Exactly as they appear, output all of the records. Skip any images.

## begin DATA FOR PROCESSING

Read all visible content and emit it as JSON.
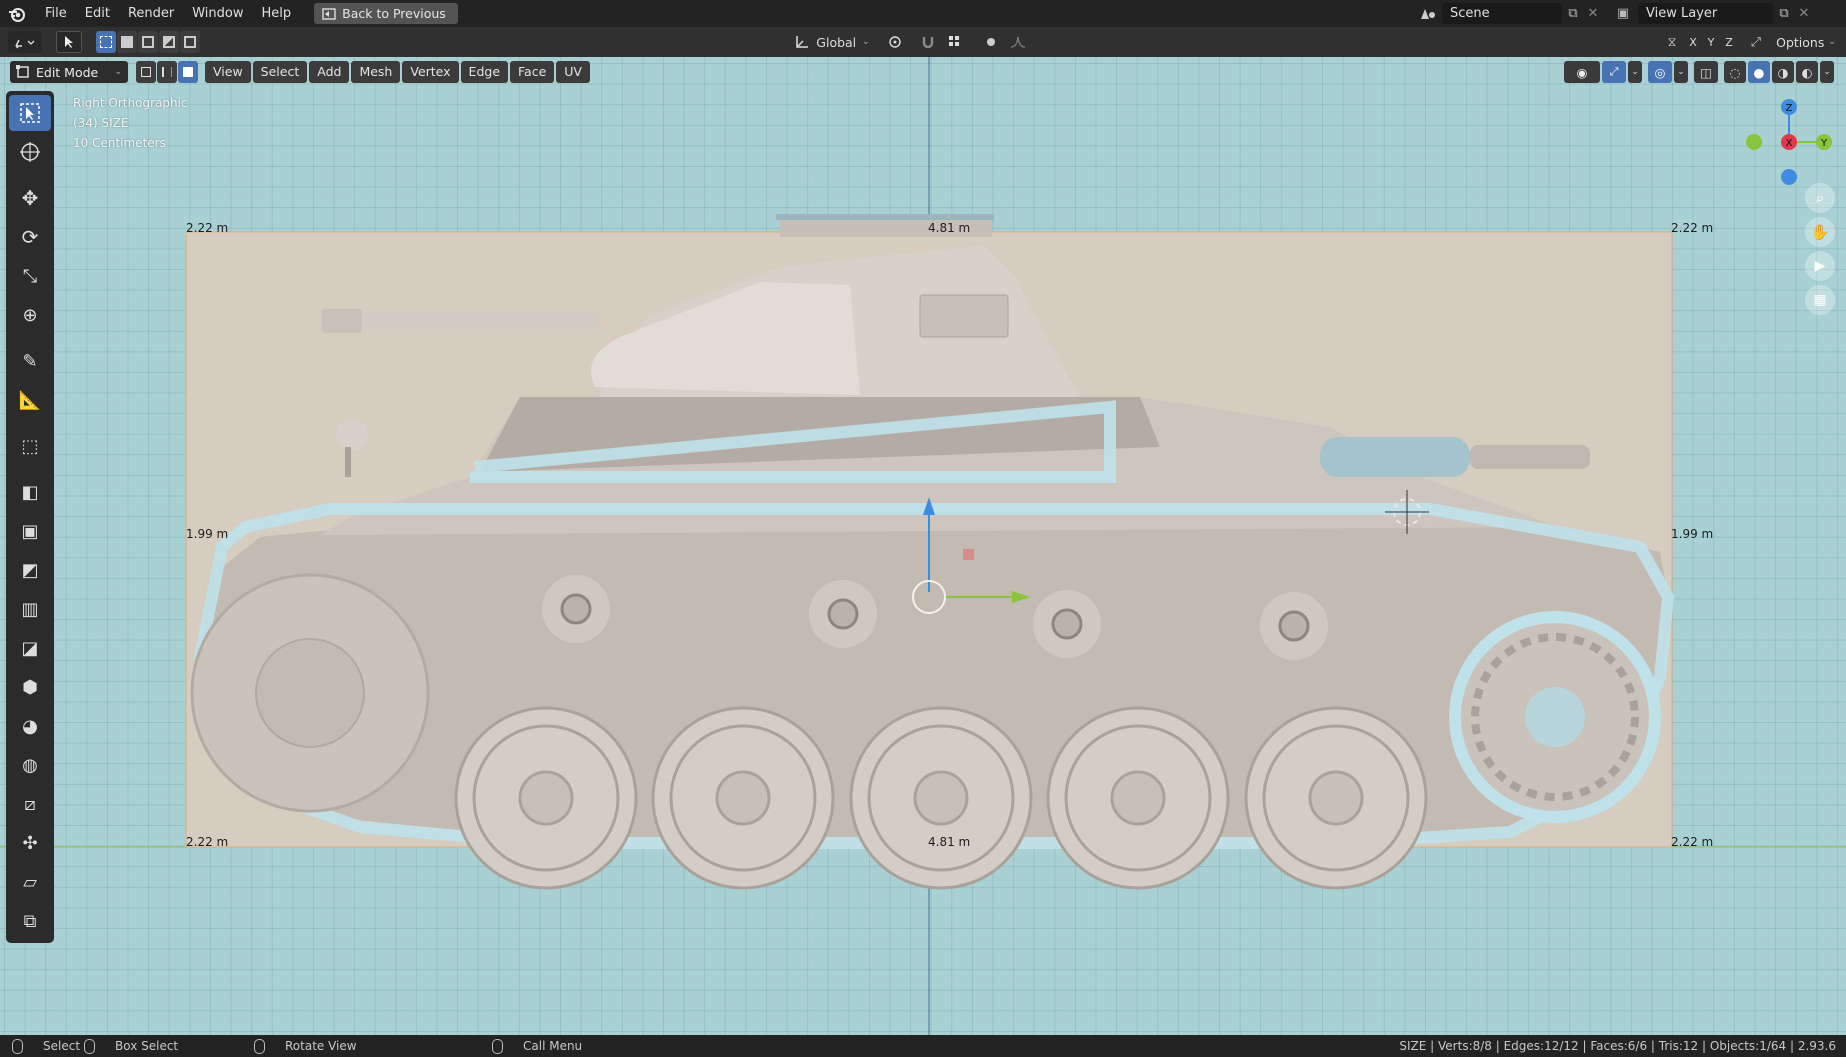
{
  "menubar": {
    "items": [
      "File",
      "Edit",
      "Render",
      "Window",
      "Help"
    ],
    "back_button": "Back to Previous",
    "scene_label": "Scene",
    "view_layer_label": "View Layer"
  },
  "header": {
    "transform_orientation": "Global",
    "axes": [
      "X",
      "Y",
      "Z"
    ],
    "options_label": "Options"
  },
  "viewport_header": {
    "mode": "Edit Mode",
    "menus": [
      "View",
      "Select",
      "Add",
      "Mesh",
      "Vertex",
      "Edge",
      "Face",
      "UV"
    ]
  },
  "viewport": {
    "view_name": "Right Orthographic",
    "object_label": "(34) SIZE",
    "grid_scale": "10 Centimeters",
    "dimensions": {
      "top_left": "2.22 m",
      "top_center": "4.81 m",
      "top_right": "2.22 m",
      "mid_left": "1.99 m",
      "mid_right": "1.99 m",
      "bottom_left": "2.22 m",
      "bottom_center": "4.81 m",
      "bottom_right": "2.22 m"
    },
    "gizmo": {
      "x": "X",
      "y": "Y",
      "z": "Z"
    }
  },
  "statusbar": {
    "select": "Select",
    "box_select": "Box Select",
    "rotate_view": "Rotate View",
    "call_menu": "Call Menu",
    "stats": "SIZE | Verts:8/8 | Edges:12/12 | Faces:6/6 | Tris:12 | Objects:1/64 | 2.93.6"
  },
  "colors": {
    "viewport_bg": "#a9d1d4",
    "accent": "#4772b3",
    "selection_outline": "#bfe1ea",
    "axis_x": "#e2374c",
    "axis_y": "#8ac43c",
    "axis_z": "#3d8ce0"
  }
}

## end DATA FOR PROCESSING

TASK RESULT.
Read all visible content and emit it as JSON.
{
  "menubar": {
    "items": [
      "File",
      "Edit",
      "Render",
      "Window",
      "Help"
    ],
    "back_button": "Back to Previous",
    "scene_label": "Scene",
    "view_layer_label": "View Layer"
  },
  "header": {
    "transform_orientation": "Global",
    "axes": [
      "X",
      "Y",
      "Z"
    ],
    "options_label": "Options"
  },
  "viewport_header": {
    "mode": "Edit Mode",
    "menus": [
      "View",
      "Select",
      "Add",
      "Mesh",
      "Vertex",
      "Edge",
      "Face",
      "UV"
    ]
  },
  "viewport": {
    "view_name": "Right Orthographic",
    "object_label": "(34) SIZE",
    "grid_scale": "10 Centimeters",
    "dimensions": {
      "top_left": "2.22 m",
      "top_center": "4.81 m",
      "top_right": "2.22 m",
      "mid_left": "1.99 m",
      "mid_right": "1.99 m",
      "bottom_left": "2.22 m",
      "bottom_center": "4.81 m",
      "bottom_right": "2.22 m"
    },
    "gizmo": {
      "x": "X",
      "y": "Y",
      "z": "Z"
    }
  },
  "statusbar": {
    "select": "Select",
    "box_select": "Box Select",
    "rotate_view": "Rotate View",
    "call_menu": "Call Menu",
    "stats": "SIZE | Verts:8/8 | Edges:12/12 | Faces:6/6 | Tris:12 | Objects:1/64 | 2.93.6"
  },
  "colors": {
    "viewport_bg": "#a9d1d4",
    "accent": "#4772b3",
    "selection_outline": "#bfe1ea",
    "axis_x": "#e2374c",
    "axis_y": "#8ac43c",
    "axis_z": "#3d8ce0"
  }
}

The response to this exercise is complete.